Material provided start
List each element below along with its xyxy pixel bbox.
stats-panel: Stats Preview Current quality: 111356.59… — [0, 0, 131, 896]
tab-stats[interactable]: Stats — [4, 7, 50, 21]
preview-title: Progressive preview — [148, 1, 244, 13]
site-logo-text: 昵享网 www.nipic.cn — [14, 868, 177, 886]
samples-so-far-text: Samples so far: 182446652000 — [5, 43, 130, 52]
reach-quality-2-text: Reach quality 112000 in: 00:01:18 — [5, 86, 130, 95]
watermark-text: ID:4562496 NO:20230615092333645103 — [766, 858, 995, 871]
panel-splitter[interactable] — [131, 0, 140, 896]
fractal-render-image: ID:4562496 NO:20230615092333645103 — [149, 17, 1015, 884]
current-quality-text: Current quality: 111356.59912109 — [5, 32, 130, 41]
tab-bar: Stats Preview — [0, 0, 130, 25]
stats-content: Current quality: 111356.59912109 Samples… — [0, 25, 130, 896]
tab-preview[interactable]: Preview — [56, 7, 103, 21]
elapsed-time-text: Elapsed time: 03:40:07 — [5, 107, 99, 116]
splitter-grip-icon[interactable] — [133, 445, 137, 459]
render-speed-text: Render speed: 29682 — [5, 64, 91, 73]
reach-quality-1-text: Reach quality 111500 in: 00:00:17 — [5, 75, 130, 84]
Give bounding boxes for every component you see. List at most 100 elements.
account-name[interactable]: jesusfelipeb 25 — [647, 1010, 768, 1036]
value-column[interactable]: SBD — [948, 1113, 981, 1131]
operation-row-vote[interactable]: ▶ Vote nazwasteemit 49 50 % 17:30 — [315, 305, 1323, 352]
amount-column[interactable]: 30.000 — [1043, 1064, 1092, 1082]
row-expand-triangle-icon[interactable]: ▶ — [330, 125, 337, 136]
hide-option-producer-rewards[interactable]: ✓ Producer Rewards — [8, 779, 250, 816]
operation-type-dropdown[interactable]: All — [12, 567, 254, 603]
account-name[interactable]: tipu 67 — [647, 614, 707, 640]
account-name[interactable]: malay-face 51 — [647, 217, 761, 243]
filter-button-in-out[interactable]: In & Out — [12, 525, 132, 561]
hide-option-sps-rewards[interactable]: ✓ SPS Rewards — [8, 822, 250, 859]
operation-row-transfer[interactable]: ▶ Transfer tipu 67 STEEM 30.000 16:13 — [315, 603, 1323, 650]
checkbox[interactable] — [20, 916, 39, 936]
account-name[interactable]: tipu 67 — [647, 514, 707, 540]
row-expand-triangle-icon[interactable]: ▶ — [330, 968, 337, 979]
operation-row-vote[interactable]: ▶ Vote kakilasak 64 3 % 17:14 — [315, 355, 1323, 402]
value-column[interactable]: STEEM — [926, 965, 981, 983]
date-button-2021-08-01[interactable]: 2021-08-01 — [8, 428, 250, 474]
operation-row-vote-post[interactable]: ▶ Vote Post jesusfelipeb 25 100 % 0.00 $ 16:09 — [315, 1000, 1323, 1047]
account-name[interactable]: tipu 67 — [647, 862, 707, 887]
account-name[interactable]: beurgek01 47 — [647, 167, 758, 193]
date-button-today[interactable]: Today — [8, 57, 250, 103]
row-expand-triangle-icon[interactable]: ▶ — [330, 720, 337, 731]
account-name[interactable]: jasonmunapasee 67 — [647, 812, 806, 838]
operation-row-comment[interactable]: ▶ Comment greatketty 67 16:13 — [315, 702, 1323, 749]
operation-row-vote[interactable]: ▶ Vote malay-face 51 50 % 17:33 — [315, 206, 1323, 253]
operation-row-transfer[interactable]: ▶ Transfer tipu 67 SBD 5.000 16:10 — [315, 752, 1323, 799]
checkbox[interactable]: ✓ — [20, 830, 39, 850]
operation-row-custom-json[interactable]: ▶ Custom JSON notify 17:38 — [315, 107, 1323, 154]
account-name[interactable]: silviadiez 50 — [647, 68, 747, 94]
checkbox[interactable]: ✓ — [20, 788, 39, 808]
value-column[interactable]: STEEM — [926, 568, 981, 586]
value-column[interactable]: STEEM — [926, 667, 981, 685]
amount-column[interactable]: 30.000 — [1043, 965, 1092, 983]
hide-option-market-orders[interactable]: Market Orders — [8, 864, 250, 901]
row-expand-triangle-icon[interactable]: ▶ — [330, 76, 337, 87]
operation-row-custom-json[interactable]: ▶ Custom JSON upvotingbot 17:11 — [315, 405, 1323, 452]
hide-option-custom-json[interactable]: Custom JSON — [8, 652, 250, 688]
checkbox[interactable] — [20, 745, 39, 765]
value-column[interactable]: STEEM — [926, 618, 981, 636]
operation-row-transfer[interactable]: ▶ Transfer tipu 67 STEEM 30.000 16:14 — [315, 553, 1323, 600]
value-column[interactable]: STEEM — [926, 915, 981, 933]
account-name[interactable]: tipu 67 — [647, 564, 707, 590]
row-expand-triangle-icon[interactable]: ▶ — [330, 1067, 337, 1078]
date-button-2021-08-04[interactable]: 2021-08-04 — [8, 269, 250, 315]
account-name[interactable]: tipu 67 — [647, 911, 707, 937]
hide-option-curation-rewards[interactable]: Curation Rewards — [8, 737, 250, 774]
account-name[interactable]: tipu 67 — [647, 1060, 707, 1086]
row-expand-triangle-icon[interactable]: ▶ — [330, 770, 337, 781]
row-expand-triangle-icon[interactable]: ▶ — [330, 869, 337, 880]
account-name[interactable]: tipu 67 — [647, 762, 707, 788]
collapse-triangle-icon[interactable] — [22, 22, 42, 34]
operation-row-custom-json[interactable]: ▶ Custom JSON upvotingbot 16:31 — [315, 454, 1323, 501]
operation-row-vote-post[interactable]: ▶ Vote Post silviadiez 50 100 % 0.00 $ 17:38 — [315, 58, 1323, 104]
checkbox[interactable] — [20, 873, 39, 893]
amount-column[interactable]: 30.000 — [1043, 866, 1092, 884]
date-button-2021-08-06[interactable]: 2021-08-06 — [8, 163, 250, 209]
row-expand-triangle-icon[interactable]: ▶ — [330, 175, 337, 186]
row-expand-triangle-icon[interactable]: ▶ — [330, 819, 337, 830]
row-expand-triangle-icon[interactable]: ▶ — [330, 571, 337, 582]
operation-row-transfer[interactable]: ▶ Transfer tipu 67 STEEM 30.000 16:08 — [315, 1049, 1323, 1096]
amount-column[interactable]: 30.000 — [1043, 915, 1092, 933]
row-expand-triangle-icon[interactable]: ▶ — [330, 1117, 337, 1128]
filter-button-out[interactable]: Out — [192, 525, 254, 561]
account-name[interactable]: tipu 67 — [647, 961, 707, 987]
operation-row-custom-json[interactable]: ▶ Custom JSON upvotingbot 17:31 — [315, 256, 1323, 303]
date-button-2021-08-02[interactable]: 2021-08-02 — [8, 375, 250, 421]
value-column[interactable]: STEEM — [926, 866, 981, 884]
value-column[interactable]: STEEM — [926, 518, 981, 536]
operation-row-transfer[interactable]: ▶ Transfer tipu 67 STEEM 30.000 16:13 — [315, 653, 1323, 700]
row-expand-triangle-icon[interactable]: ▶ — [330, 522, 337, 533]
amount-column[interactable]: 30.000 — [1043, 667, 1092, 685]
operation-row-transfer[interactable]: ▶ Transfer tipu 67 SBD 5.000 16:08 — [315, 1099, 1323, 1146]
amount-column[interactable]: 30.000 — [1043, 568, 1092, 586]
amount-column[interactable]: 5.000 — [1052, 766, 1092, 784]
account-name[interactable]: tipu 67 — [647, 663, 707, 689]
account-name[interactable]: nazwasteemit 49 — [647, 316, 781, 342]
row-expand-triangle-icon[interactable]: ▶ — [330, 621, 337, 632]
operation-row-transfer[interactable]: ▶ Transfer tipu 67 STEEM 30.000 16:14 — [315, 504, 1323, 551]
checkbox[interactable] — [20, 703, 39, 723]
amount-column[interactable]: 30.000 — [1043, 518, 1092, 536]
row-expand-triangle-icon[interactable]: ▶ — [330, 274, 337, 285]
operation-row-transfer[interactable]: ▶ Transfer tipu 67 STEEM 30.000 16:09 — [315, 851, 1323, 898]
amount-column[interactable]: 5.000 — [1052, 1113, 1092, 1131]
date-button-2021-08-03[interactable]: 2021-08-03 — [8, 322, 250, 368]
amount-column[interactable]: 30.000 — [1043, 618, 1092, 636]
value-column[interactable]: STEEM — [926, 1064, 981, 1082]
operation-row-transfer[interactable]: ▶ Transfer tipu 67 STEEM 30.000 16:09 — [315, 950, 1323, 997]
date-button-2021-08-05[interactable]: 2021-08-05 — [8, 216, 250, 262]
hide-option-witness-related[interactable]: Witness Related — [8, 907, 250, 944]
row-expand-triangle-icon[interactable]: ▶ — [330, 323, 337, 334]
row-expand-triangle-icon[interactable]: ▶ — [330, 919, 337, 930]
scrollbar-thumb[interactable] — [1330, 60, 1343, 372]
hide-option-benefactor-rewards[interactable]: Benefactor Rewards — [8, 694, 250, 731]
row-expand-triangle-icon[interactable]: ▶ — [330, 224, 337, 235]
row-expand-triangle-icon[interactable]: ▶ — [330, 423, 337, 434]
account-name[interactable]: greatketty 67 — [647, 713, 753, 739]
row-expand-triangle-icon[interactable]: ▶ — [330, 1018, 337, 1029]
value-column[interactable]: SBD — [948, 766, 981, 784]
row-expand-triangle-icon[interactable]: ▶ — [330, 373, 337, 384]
Material provided end
_What to do:_
Format the lines from the beginning of the listing through the line containing "preview-title: Progressive preview", both ends included, as a JSON list of strings with one string per line and no blank lines.

_Correct answer:_
[
  "List each element below along with its xyxy pixel bbox.",
  "stats-panel: Stats Preview Current quality: 111356.59… — [0, 0, 131, 896]",
  "tab-stats[interactable]: Stats — [4, 7, 50, 21]",
  "preview-title: Progressive preview — [148, 1, 244, 13]"
]